<<<<
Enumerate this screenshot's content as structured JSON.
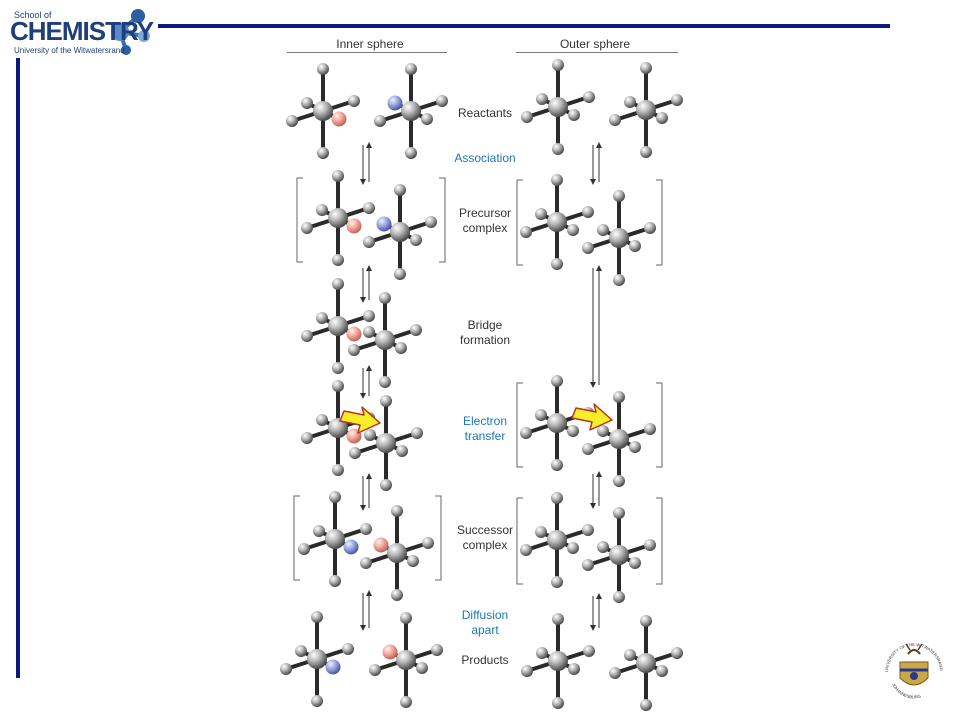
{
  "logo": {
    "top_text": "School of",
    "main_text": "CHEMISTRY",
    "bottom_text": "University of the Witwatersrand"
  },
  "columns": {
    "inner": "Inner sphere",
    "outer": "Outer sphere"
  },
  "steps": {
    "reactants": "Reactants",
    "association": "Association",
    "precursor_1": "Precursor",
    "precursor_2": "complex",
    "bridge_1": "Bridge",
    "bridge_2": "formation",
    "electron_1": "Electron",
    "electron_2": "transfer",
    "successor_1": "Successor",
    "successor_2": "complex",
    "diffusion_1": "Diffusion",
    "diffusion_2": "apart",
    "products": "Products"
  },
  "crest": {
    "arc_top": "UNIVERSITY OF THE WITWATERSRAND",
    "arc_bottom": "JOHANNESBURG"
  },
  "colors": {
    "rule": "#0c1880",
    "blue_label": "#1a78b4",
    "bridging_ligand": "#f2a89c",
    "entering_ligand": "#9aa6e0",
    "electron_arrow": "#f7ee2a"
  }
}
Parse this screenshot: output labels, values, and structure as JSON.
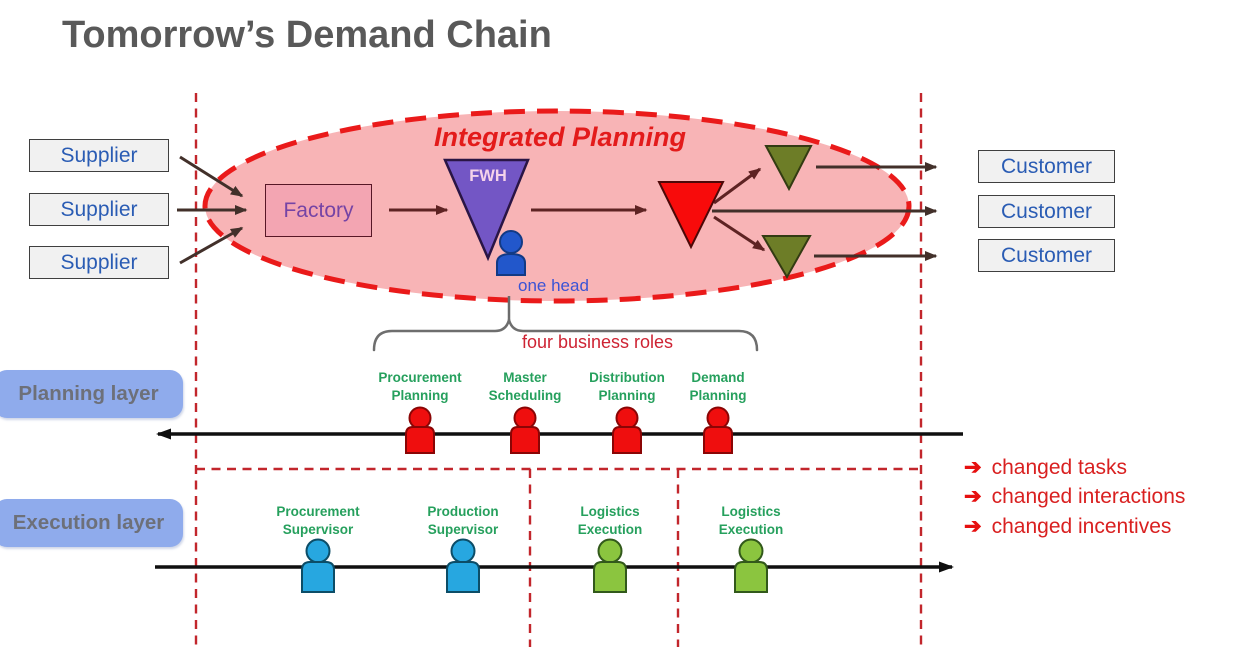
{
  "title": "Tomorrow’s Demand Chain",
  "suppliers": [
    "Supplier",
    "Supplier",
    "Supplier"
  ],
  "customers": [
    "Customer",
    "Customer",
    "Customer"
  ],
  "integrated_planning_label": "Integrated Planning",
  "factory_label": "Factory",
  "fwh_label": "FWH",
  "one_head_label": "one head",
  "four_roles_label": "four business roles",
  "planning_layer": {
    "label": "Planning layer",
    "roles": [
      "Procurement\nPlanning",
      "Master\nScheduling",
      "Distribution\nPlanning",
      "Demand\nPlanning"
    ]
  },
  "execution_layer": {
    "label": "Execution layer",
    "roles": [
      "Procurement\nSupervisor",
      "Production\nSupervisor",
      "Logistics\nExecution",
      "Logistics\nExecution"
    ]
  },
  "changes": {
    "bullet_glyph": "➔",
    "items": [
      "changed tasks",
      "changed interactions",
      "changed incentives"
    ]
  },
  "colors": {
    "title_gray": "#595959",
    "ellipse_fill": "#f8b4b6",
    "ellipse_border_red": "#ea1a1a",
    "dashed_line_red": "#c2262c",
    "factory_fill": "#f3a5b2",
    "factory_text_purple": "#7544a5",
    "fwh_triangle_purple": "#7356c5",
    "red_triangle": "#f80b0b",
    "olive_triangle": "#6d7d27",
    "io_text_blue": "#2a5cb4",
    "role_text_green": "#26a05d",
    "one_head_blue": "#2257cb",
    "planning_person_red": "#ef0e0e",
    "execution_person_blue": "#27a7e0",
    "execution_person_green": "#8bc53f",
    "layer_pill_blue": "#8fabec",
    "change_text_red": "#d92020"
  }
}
>>>>
> **Task to complete**: Check every line of the material for the string "nExecution" and give the number of lines that have it, without anything else.

> **Result for this task**: 2